GOAL:
Look at the entries below and reproduce them exactly.

SUPPLIED MATERIAL:
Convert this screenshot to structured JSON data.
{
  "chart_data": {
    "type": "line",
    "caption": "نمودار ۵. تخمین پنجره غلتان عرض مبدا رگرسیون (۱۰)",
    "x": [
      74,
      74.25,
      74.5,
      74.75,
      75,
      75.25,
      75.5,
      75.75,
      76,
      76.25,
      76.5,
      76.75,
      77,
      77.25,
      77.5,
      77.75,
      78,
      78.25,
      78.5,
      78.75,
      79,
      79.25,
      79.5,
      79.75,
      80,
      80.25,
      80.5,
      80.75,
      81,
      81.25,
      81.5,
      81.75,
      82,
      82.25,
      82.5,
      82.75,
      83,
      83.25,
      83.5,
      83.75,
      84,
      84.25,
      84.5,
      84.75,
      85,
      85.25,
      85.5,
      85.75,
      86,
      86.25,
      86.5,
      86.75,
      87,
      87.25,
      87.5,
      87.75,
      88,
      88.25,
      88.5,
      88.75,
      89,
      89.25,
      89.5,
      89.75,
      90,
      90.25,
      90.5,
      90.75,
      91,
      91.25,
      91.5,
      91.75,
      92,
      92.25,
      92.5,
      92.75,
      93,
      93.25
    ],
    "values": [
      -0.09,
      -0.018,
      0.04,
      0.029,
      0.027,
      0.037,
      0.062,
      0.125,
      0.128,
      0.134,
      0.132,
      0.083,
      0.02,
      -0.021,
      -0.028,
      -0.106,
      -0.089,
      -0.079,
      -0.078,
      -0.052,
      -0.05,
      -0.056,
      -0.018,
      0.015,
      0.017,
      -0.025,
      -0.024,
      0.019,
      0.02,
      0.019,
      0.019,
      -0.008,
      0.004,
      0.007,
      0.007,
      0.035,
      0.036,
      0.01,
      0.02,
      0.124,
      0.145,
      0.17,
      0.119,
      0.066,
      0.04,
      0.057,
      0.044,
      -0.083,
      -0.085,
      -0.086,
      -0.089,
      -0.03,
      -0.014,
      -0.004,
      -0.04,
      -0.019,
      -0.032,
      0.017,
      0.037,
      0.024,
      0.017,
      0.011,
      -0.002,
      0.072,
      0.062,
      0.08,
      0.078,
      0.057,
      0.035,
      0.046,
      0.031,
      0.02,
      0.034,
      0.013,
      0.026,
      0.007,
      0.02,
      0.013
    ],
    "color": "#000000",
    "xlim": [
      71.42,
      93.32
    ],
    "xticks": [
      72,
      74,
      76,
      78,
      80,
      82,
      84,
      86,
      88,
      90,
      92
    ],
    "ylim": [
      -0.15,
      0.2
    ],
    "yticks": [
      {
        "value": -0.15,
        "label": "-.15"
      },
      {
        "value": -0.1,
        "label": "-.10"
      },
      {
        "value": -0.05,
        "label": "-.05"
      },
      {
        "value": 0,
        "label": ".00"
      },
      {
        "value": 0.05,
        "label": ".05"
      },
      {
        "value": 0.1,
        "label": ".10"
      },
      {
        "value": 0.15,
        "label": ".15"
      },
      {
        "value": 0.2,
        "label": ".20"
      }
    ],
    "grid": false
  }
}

CORRECT RESULT:
Convert this screenshot to structured JSON data.
{
  "chart_data": {
    "type": "line",
    "caption": "نمودار ۵. تخمین پنجره غلتان عرض مبدا رگرسیون (۱۰)",
    "x": [
      74,
      74.25,
      74.5,
      74.75,
      75,
      75.25,
      75.5,
      75.75,
      76,
      76.25,
      76.5,
      76.75,
      77,
      77.25,
      77.5,
      77.75,
      78,
      78.25,
      78.5,
      78.75,
      79,
      79.25,
      79.5,
      79.75,
      80,
      80.25,
      80.5,
      80.75,
      81,
      81.25,
      81.5,
      81.75,
      82,
      82.25,
      82.5,
      82.75,
      83,
      83.25,
      83.5,
      83.75,
      84,
      84.25,
      84.5,
      84.75,
      85,
      85.25,
      85.5,
      85.75,
      86,
      86.25,
      86.5,
      86.75,
      87,
      87.25,
      87.5,
      87.75,
      88,
      88.25,
      88.5,
      88.75,
      89,
      89.25,
      89.5,
      89.75,
      90,
      90.25,
      90.5,
      90.75,
      91,
      91.25,
      91.5,
      91.75,
      92,
      92.25,
      92.5,
      92.75,
      93,
      93.25
    ],
    "values": [
      -0.09,
      -0.018,
      0.04,
      0.029,
      0.027,
      0.037,
      0.062,
      0.125,
      0.128,
      0.134,
      0.132,
      0.083,
      0.02,
      -0.021,
      -0.028,
      -0.106,
      -0.089,
      -0.079,
      -0.078,
      -0.052,
      -0.05,
      -0.056,
      -0.018,
      0.015,
      0.017,
      -0.025,
      -0.024,
      0.019,
      0.02,
      0.019,
      0.019,
      -0.008,
      0.004,
      0.007,
      0.007,
      0.035,
      0.036,
      0.01,
      0.02,
      0.124,
      0.145,
      0.17,
      0.119,
      0.066,
      0.04,
      0.057,
      0.044,
      -0.083,
      -0.085,
      -0.086,
      -0.089,
      -0.03,
      -0.014,
      -0.004,
      -0.04,
      -0.019,
      -0.032,
      0.017,
      0.037,
      0.024,
      0.017,
      0.011,
      -0.002,
      0.072,
      0.062,
      0.08,
      0.078,
      0.057,
      0.035,
      0.046,
      0.031,
      0.02,
      0.034,
      0.013,
      0.026,
      0.007,
      0.02,
      0.013
    ],
    "color": "#000000",
    "xlim": [
      71.42,
      93.32
    ],
    "xticks": [
      72,
      74,
      76,
      78,
      80,
      82,
      84,
      86,
      88,
      90,
      92
    ],
    "ylim": [
      -0.15,
      0.2
    ],
    "yticks": [
      {
        "value": -0.15,
        "label": "-.15"
      },
      {
        "value": -0.1,
        "label": "-.10"
      },
      {
        "value": -0.05,
        "label": "-.05"
      },
      {
        "value": 0,
        "label": ".00"
      },
      {
        "value": 0.05,
        "label": ".05"
      },
      {
        "value": 0.1,
        "label": ".10"
      },
      {
        "value": 0.15,
        "label": ".15"
      },
      {
        "value": 0.2,
        "label": ".20"
      }
    ],
    "grid": false
  }
}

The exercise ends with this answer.